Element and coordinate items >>
━━━━━━━━━━
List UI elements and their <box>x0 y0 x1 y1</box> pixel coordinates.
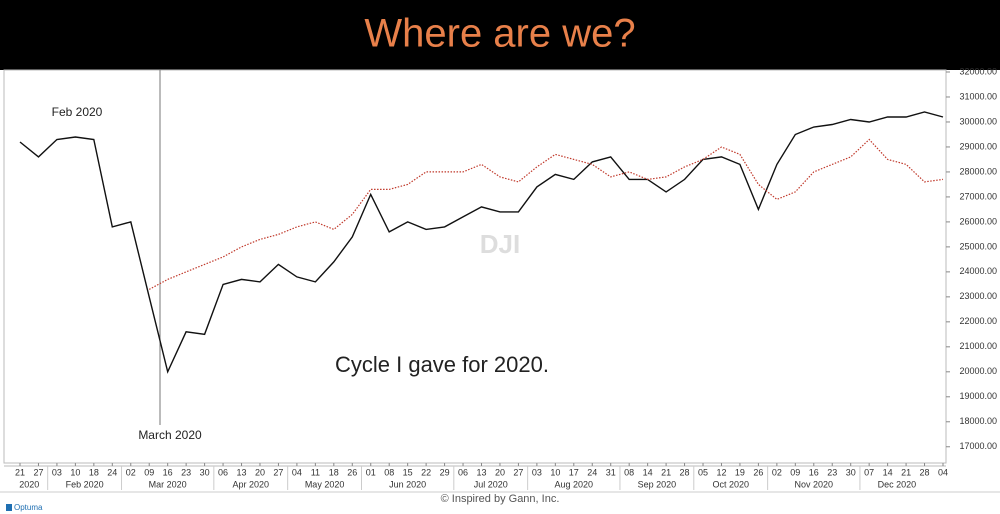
x-tick-label: 17 <box>569 467 579 477</box>
x-tick-label: 04 <box>938 467 948 477</box>
x-tick-label: 19 <box>735 467 745 477</box>
y-tick-label: 19000.00 <box>959 391 997 401</box>
annotation: March 2020 <box>138 428 202 442</box>
x-tick-label: 31 <box>606 467 616 477</box>
x-tick-label: 27 <box>513 467 523 477</box>
x-tick-label: 21 <box>901 467 911 477</box>
x-tick-label: 24 <box>587 467 597 477</box>
x-tick-label: 07 <box>864 467 874 477</box>
x-tick-label: 10 <box>70 467 80 477</box>
brand-icon <box>6 504 12 511</box>
x-tick-label: 18 <box>329 467 339 477</box>
y-tick-label: 25000.00 <box>959 241 997 251</box>
x-tick-label: 28 <box>920 467 930 477</box>
x-tick-label: 03 <box>532 467 542 477</box>
month-label: Apr 2020 <box>232 479 269 489</box>
x-tick-label: 08 <box>384 467 394 477</box>
y-tick-label: 29000.00 <box>959 141 997 151</box>
x-tick-label: 27 <box>33 467 43 477</box>
x-tick-label: 16 <box>163 467 173 477</box>
x-tick-label: 01 <box>366 467 376 477</box>
month-label: May 2020 <box>305 479 345 489</box>
y-tick-label: 23000.00 <box>959 291 997 301</box>
month-label: Jun 2020 <box>389 479 426 489</box>
month-label: Oct 2020 <box>712 479 749 489</box>
x-tick-label: 06 <box>458 467 468 477</box>
x-tick-label: 03 <box>52 467 62 477</box>
x-tick-label: 29 <box>440 467 450 477</box>
x-tick-label: 24 <box>107 467 117 477</box>
x-tick-label: 09 <box>790 467 800 477</box>
month-label: Sep 2020 <box>638 479 677 489</box>
x-tick-label: 06 <box>218 467 228 477</box>
cycle-line <box>148 138 944 290</box>
x-tick-label: 23 <box>827 467 837 477</box>
footer: © Inspired by Gann, Inc. <box>441 493 560 505</box>
x-tick-label: 20 <box>255 467 265 477</box>
x-tick-label: 05 <box>698 467 708 477</box>
x-tick-label: 11 <box>311 467 320 477</box>
x-tick-label: 26 <box>753 467 763 477</box>
x-tick-label: 14 <box>883 467 893 477</box>
annotation: Cycle I gave for 2020. <box>335 352 549 377</box>
y-tick-label: 20000.00 <box>959 366 997 376</box>
x-tick-label: 20 <box>495 467 505 477</box>
x-tick-label: 22 <box>421 467 431 477</box>
x-tick-label: 18 <box>89 467 99 477</box>
price-line <box>19 111 944 374</box>
y-tick-label: 17000.00 <box>959 441 997 451</box>
y-tick-label: 24000.00 <box>959 266 997 276</box>
y-tick-label: 22000.00 <box>959 316 997 326</box>
plot-frame <box>3 69 947 464</box>
month-label: Mar 2020 <box>149 479 187 489</box>
y-tick-label: 28000.00 <box>959 166 997 176</box>
x-tick-label: 16 <box>809 467 819 477</box>
chart-title: Where are we? <box>364 12 635 56</box>
x-tick-label: 23 <box>181 467 191 477</box>
x-tick-label: 26 <box>347 467 357 477</box>
month-label: Dec 2020 <box>878 479 917 489</box>
month-label: Jul 2020 <box>474 479 508 489</box>
x-tick-label: 08 <box>624 467 634 477</box>
x-tick-label: 13 <box>476 467 486 477</box>
month-label: Feb 2020 <box>66 479 104 489</box>
y-tick-label: 30000.00 <box>959 116 997 126</box>
month-label: 2020 <box>19 479 39 489</box>
y-tick-label: 31000.00 <box>959 91 997 101</box>
y-tick-label: 32000.00 <box>959 66 997 76</box>
x-tick-label: 15 <box>403 467 413 477</box>
x-tick-label: 30 <box>200 467 210 477</box>
x-tick-label: 02 <box>126 467 136 477</box>
y-tick-label: 21000.00 <box>959 341 997 351</box>
brand: Optuma <box>14 503 43 512</box>
watermark: DJI <box>480 229 520 259</box>
annotation: Feb 2020 <box>52 105 103 119</box>
x-tick-label: 13 <box>237 467 247 477</box>
y-tick-label: 27000.00 <box>959 191 997 201</box>
x-tick-label: 30 <box>846 467 856 477</box>
y-tick-label: 26000.00 <box>959 216 997 226</box>
x-tick-label: 28 <box>680 467 690 477</box>
title-bar <box>0 0 1000 70</box>
x-tick-label: 04 <box>292 467 302 477</box>
y-tick-label: 18000.00 <box>959 416 997 426</box>
month-label: Aug 2020 <box>555 479 594 489</box>
x-tick-label: 21 <box>15 467 25 477</box>
x-tick-label: 09 <box>144 467 154 477</box>
x-tick-label: 27 <box>273 467 283 477</box>
x-tick-label: 12 <box>716 467 726 477</box>
x-tick-label: 14 <box>643 467 653 477</box>
x-tick-label: 21 <box>661 467 671 477</box>
x-tick-label: 02 <box>772 467 782 477</box>
x-tick-label: 10 <box>550 467 560 477</box>
month-label: Nov 2020 <box>795 479 834 489</box>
━━━━━━━━━━
Reproduce every line of the items above word for word, leaving out the pictures.

Output of the exercise >>
List UI elements and their <box>x0 y0 x1 y1</box> pixel coordinates.
x-tick-label: 17 <box>569 467 579 477</box>
x-tick-label: 04 <box>938 467 948 477</box>
x-tick-label: 19 <box>735 467 745 477</box>
y-tick-label: 19000.00 <box>959 391 997 401</box>
annotation: March 2020 <box>138 428 202 442</box>
x-tick-label: 31 <box>606 467 616 477</box>
x-tick-label: 27 <box>513 467 523 477</box>
x-tick-label: 21 <box>901 467 911 477</box>
x-tick-label: 24 <box>587 467 597 477</box>
x-tick-label: 07 <box>864 467 874 477</box>
x-tick-label: 10 <box>70 467 80 477</box>
brand-icon <box>6 504 12 511</box>
x-tick-label: 18 <box>329 467 339 477</box>
y-tick-label: 25000.00 <box>959 241 997 251</box>
x-tick-label: 28 <box>920 467 930 477</box>
x-tick-label: 03 <box>532 467 542 477</box>
month-label: Apr 2020 <box>232 479 269 489</box>
x-tick-label: 08 <box>384 467 394 477</box>
y-tick-label: 29000.00 <box>959 141 997 151</box>
x-tick-label: 27 <box>33 467 43 477</box>
x-tick-label: 16 <box>163 467 173 477</box>
x-tick-label: 01 <box>366 467 376 477</box>
month-label: May 2020 <box>305 479 345 489</box>
y-tick-label: 23000.00 <box>959 291 997 301</box>
month-label: Jun 2020 <box>389 479 426 489</box>
month-label: Oct 2020 <box>712 479 749 489</box>
x-tick-label: 06 <box>458 467 468 477</box>
x-tick-label: 03 <box>52 467 62 477</box>
x-tick-label: 29 <box>440 467 450 477</box>
x-tick-label: 24 <box>107 467 117 477</box>
x-tick-label: 09 <box>790 467 800 477</box>
month-label: Sep 2020 <box>638 479 677 489</box>
x-tick-label: 06 <box>218 467 228 477</box>
cycle-line <box>148 138 944 290</box>
x-tick-label: 23 <box>827 467 837 477</box>
footer: © Inspired by Gann, Inc. <box>441 493 560 505</box>
x-tick-label: 20 <box>255 467 265 477</box>
x-tick-label: 05 <box>698 467 708 477</box>
x-tick-label: 11 <box>311 467 320 477</box>
x-tick-label: 26 <box>753 467 763 477</box>
x-tick-label: 14 <box>883 467 893 477</box>
annotation: Cycle I gave for 2020. <box>335 352 549 377</box>
y-tick-label: 20000.00 <box>959 366 997 376</box>
x-tick-label: 20 <box>495 467 505 477</box>
x-tick-label: 22 <box>421 467 431 477</box>
x-tick-label: 18 <box>89 467 99 477</box>
price-line <box>19 111 944 374</box>
y-tick-label: 17000.00 <box>959 441 997 451</box>
y-tick-label: 24000.00 <box>959 266 997 276</box>
y-tick-label: 22000.00 <box>959 316 997 326</box>
plot-frame <box>3 69 947 464</box>
month-label: Mar 2020 <box>149 479 187 489</box>
y-tick-label: 28000.00 <box>959 166 997 176</box>
x-tick-label: 16 <box>809 467 819 477</box>
chart-title: Where are we? <box>364 12 635 56</box>
x-tick-label: 23 <box>181 467 191 477</box>
x-tick-label: 26 <box>347 467 357 477</box>
month-label: Dec 2020 <box>878 479 917 489</box>
month-label: Jul 2020 <box>474 479 508 489</box>
x-tick-label: 08 <box>624 467 634 477</box>
x-tick-label: 13 <box>476 467 486 477</box>
month-label: Feb 2020 <box>66 479 104 489</box>
y-tick-label: 30000.00 <box>959 116 997 126</box>
month-label: 2020 <box>19 479 39 489</box>
y-tick-label: 31000.00 <box>959 91 997 101</box>
y-tick-label: 32000.00 <box>959 66 997 76</box>
x-tick-label: 15 <box>403 467 413 477</box>
x-tick-label: 30 <box>200 467 210 477</box>
x-tick-label: 02 <box>126 467 136 477</box>
y-tick-label: 21000.00 <box>959 341 997 351</box>
brand: Optuma <box>14 503 43 512</box>
watermark: DJI <box>480 229 520 259</box>
annotation: Feb 2020 <box>52 105 103 119</box>
x-tick-label: 13 <box>237 467 247 477</box>
y-tick-label: 27000.00 <box>959 191 997 201</box>
x-tick-label: 30 <box>846 467 856 477</box>
y-tick-label: 26000.00 <box>959 216 997 226</box>
x-tick-label: 28 <box>680 467 690 477</box>
title-bar <box>0 0 1000 70</box>
x-tick-label: 04 <box>292 467 302 477</box>
y-tick-label: 18000.00 <box>959 416 997 426</box>
month-label: Aug 2020 <box>555 479 594 489</box>
x-tick-label: 21 <box>15 467 25 477</box>
x-tick-label: 09 <box>144 467 154 477</box>
x-tick-label: 27 <box>273 467 283 477</box>
x-tick-label: 12 <box>716 467 726 477</box>
x-tick-label: 14 <box>643 467 653 477</box>
x-tick-label: 21 <box>661 467 671 477</box>
x-tick-label: 02 <box>772 467 782 477</box>
x-tick-label: 10 <box>550 467 560 477</box>
month-label: Nov 2020 <box>795 479 834 489</box>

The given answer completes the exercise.